┌────────

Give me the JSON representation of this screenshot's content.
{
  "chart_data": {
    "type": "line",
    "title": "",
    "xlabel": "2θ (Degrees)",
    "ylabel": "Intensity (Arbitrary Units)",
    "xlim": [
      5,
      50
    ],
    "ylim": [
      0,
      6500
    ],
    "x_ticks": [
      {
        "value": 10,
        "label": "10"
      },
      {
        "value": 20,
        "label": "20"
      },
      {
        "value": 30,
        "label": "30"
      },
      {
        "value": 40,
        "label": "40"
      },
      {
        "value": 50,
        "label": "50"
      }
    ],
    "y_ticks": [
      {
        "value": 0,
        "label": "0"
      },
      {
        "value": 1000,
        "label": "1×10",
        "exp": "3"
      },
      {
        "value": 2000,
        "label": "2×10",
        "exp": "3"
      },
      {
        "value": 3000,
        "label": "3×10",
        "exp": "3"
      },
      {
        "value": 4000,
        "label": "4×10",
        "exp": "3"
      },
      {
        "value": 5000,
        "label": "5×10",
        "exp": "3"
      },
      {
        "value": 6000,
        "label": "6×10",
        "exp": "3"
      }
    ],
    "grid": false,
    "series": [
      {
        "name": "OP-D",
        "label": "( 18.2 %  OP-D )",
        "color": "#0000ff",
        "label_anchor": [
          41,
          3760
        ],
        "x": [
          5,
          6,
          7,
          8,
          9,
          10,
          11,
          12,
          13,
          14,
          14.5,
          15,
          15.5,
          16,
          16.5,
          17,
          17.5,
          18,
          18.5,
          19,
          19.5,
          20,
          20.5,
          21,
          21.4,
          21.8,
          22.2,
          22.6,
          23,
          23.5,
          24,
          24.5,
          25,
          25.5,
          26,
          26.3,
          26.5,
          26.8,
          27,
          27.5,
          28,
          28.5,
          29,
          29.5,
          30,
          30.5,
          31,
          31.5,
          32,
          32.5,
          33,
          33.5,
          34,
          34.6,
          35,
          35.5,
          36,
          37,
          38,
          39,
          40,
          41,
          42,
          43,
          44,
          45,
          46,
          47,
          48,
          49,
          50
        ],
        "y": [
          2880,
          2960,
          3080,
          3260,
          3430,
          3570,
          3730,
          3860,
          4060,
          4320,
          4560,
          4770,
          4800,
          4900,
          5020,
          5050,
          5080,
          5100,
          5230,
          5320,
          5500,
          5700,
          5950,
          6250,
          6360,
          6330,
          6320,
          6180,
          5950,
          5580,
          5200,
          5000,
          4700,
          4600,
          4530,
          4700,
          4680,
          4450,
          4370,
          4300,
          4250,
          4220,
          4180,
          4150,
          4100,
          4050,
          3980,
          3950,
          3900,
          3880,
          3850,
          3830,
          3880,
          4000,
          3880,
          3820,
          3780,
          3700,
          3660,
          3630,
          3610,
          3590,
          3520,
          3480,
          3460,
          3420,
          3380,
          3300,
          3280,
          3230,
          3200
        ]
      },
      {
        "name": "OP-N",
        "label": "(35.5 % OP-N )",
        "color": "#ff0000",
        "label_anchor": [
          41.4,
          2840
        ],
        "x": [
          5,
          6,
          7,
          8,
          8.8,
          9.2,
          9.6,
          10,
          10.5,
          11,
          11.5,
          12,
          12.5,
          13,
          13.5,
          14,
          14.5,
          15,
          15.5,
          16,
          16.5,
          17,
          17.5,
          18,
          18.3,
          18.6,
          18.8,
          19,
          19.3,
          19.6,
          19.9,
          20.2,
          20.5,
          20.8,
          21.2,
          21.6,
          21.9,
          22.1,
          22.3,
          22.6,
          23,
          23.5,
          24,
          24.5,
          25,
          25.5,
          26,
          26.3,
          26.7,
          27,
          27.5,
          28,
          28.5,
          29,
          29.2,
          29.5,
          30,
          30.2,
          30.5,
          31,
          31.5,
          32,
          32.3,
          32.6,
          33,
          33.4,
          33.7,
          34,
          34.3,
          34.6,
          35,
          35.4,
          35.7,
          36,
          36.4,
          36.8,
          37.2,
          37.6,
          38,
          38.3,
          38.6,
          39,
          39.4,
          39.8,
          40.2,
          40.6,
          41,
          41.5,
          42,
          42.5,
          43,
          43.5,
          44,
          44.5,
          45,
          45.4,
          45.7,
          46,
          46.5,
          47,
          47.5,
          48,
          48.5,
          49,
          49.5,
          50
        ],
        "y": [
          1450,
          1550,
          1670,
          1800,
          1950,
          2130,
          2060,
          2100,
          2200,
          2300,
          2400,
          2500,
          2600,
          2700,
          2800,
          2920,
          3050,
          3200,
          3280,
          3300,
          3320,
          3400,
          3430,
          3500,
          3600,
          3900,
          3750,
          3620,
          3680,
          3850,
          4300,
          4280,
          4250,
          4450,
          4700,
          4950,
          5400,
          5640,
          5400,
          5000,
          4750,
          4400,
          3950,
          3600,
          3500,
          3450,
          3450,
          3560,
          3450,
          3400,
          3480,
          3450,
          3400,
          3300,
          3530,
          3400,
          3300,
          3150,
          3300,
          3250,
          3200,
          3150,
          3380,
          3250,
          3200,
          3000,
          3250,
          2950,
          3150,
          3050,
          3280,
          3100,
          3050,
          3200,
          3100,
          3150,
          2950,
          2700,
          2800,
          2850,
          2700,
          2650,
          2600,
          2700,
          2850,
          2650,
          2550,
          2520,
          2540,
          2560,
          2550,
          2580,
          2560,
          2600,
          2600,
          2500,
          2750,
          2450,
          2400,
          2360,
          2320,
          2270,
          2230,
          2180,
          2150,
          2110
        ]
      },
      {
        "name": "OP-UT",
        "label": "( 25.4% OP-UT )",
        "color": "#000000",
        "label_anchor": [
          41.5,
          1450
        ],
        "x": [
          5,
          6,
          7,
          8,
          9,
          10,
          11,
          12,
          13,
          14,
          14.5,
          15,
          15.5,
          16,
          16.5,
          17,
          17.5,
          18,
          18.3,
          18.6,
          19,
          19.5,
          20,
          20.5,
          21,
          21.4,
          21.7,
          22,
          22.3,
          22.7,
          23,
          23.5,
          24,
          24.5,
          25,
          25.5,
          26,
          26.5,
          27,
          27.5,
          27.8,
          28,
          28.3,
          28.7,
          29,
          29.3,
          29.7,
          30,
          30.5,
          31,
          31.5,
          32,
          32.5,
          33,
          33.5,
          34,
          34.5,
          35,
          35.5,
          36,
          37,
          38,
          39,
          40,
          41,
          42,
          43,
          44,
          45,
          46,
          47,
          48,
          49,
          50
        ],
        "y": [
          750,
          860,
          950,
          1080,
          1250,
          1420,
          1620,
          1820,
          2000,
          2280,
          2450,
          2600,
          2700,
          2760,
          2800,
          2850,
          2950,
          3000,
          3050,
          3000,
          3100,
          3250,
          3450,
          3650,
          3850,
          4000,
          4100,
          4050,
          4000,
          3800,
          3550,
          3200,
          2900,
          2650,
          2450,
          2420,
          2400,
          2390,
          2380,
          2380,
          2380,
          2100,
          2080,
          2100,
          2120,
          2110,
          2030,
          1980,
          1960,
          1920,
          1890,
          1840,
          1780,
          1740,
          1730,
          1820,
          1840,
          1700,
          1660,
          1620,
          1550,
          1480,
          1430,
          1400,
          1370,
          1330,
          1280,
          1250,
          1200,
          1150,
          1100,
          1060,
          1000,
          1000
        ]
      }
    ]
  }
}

└────────

→ AIM OF THE TASK
Give every line of the material again, exactly as it reads.

→ WRITTEN ANSWER
Give me the JSON representation of this screenshot's content.
{
  "chart_data": {
    "type": "line",
    "title": "",
    "xlabel": "2θ (Degrees)",
    "ylabel": "Intensity (Arbitrary Units)",
    "xlim": [
      5,
      50
    ],
    "ylim": [
      0,
      6500
    ],
    "x_ticks": [
      {
        "value": 10,
        "label": "10"
      },
      {
        "value": 20,
        "label": "20"
      },
      {
        "value": 30,
        "label": "30"
      },
      {
        "value": 40,
        "label": "40"
      },
      {
        "value": 50,
        "label": "50"
      }
    ],
    "y_ticks": [
      {
        "value": 0,
        "label": "0"
      },
      {
        "value": 1000,
        "label": "1×10",
        "exp": "3"
      },
      {
        "value": 2000,
        "label": "2×10",
        "exp": "3"
      },
      {
        "value": 3000,
        "label": "3×10",
        "exp": "3"
      },
      {
        "value": 4000,
        "label": "4×10",
        "exp": "3"
      },
      {
        "value": 5000,
        "label": "5×10",
        "exp": "3"
      },
      {
        "value": 6000,
        "label": "6×10",
        "exp": "3"
      }
    ],
    "grid": false,
    "series": [
      {
        "name": "OP-D",
        "label": "( 18.2 %  OP-D )",
        "color": "#0000ff",
        "label_anchor": [
          41,
          3760
        ],
        "x": [
          5,
          6,
          7,
          8,
          9,
          10,
          11,
          12,
          13,
          14,
          14.5,
          15,
          15.5,
          16,
          16.5,
          17,
          17.5,
          18,
          18.5,
          19,
          19.5,
          20,
          20.5,
          21,
          21.4,
          21.8,
          22.2,
          22.6,
          23,
          23.5,
          24,
          24.5,
          25,
          25.5,
          26,
          26.3,
          26.5,
          26.8,
          27,
          27.5,
          28,
          28.5,
          29,
          29.5,
          30,
          30.5,
          31,
          31.5,
          32,
          32.5,
          33,
          33.5,
          34,
          34.6,
          35,
          35.5,
          36,
          37,
          38,
          39,
          40,
          41,
          42,
          43,
          44,
          45,
          46,
          47,
          48,
          49,
          50
        ],
        "y": [
          2880,
          2960,
          3080,
          3260,
          3430,
          3570,
          3730,
          3860,
          4060,
          4320,
          4560,
          4770,
          4800,
          4900,
          5020,
          5050,
          5080,
          5100,
          5230,
          5320,
          5500,
          5700,
          5950,
          6250,
          6360,
          6330,
          6320,
          6180,
          5950,
          5580,
          5200,
          5000,
          4700,
          4600,
          4530,
          4700,
          4680,
          4450,
          4370,
          4300,
          4250,
          4220,
          4180,
          4150,
          4100,
          4050,
          3980,
          3950,
          3900,
          3880,
          3850,
          3830,
          3880,
          4000,
          3880,
          3820,
          3780,
          3700,
          3660,
          3630,
          3610,
          3590,
          3520,
          3480,
          3460,
          3420,
          3380,
          3300,
          3280,
          3230,
          3200
        ]
      },
      {
        "name": "OP-N",
        "label": "(35.5 % OP-N )",
        "color": "#ff0000",
        "label_anchor": [
          41.4,
          2840
        ],
        "x": [
          5,
          6,
          7,
          8,
          8.8,
          9.2,
          9.6,
          10,
          10.5,
          11,
          11.5,
          12,
          12.5,
          13,
          13.5,
          14,
          14.5,
          15,
          15.5,
          16,
          16.5,
          17,
          17.5,
          18,
          18.3,
          18.6,
          18.8,
          19,
          19.3,
          19.6,
          19.9,
          20.2,
          20.5,
          20.8,
          21.2,
          21.6,
          21.9,
          22.1,
          22.3,
          22.6,
          23,
          23.5,
          24,
          24.5,
          25,
          25.5,
          26,
          26.3,
          26.7,
          27,
          27.5,
          28,
          28.5,
          29,
          29.2,
          29.5,
          30,
          30.2,
          30.5,
          31,
          31.5,
          32,
          32.3,
          32.6,
          33,
          33.4,
          33.7,
          34,
          34.3,
          34.6,
          35,
          35.4,
          35.7,
          36,
          36.4,
          36.8,
          37.2,
          37.6,
          38,
          38.3,
          38.6,
          39,
          39.4,
          39.8,
          40.2,
          40.6,
          41,
          41.5,
          42,
          42.5,
          43,
          43.5,
          44,
          44.5,
          45,
          45.4,
          45.7,
          46,
          46.5,
          47,
          47.5,
          48,
          48.5,
          49,
          49.5,
          50
        ],
        "y": [
          1450,
          1550,
          1670,
          1800,
          1950,
          2130,
          2060,
          2100,
          2200,
          2300,
          2400,
          2500,
          2600,
          2700,
          2800,
          2920,
          3050,
          3200,
          3280,
          3300,
          3320,
          3400,
          3430,
          3500,
          3600,
          3900,
          3750,
          3620,
          3680,
          3850,
          4300,
          4280,
          4250,
          4450,
          4700,
          4950,
          5400,
          5640,
          5400,
          5000,
          4750,
          4400,
          3950,
          3600,
          3500,
          3450,
          3450,
          3560,
          3450,
          3400,
          3480,
          3450,
          3400,
          3300,
          3530,
          3400,
          3300,
          3150,
          3300,
          3250,
          3200,
          3150,
          3380,
          3250,
          3200,
          3000,
          3250,
          2950,
          3150,
          3050,
          3280,
          3100,
          3050,
          3200,
          3100,
          3150,
          2950,
          2700,
          2800,
          2850,
          2700,
          2650,
          2600,
          2700,
          2850,
          2650,
          2550,
          2520,
          2540,
          2560,
          2550,
          2580,
          2560,
          2600,
          2600,
          2500,
          2750,
          2450,
          2400,
          2360,
          2320,
          2270,
          2230,
          2180,
          2150,
          2110
        ]
      },
      {
        "name": "OP-UT",
        "label": "( 25.4% OP-UT )",
        "color": "#000000",
        "label_anchor": [
          41.5,
          1450
        ],
        "x": [
          5,
          6,
          7,
          8,
          9,
          10,
          11,
          12,
          13,
          14,
          14.5,
          15,
          15.5,
          16,
          16.5,
          17,
          17.5,
          18,
          18.3,
          18.6,
          19,
          19.5,
          20,
          20.5,
          21,
          21.4,
          21.7,
          22,
          22.3,
          22.7,
          23,
          23.5,
          24,
          24.5,
          25,
          25.5,
          26,
          26.5,
          27,
          27.5,
          27.8,
          28,
          28.3,
          28.7,
          29,
          29.3,
          29.7,
          30,
          30.5,
          31,
          31.5,
          32,
          32.5,
          33,
          33.5,
          34,
          34.5,
          35,
          35.5,
          36,
          37,
          38,
          39,
          40,
          41,
          42,
          43,
          44,
          45,
          46,
          47,
          48,
          49,
          50
        ],
        "y": [
          750,
          860,
          950,
          1080,
          1250,
          1420,
          1620,
          1820,
          2000,
          2280,
          2450,
          2600,
          2700,
          2760,
          2800,
          2850,
          2950,
          3000,
          3050,
          3000,
          3100,
          3250,
          3450,
          3650,
          3850,
          4000,
          4100,
          4050,
          4000,
          3800,
          3550,
          3200,
          2900,
          2650,
          2450,
          2420,
          2400,
          2390,
          2380,
          2380,
          2380,
          2100,
          2080,
          2100,
          2120,
          2110,
          2030,
          1980,
          1960,
          1920,
          1890,
          1840,
          1780,
          1740,
          1730,
          1820,
          1840,
          1700,
          1660,
          1620,
          1550,
          1480,
          1430,
          1400,
          1370,
          1330,
          1280,
          1250,
          1200,
          1150,
          1100,
          1060,
          1000,
          1000
        ]
      }
    ]
  }
}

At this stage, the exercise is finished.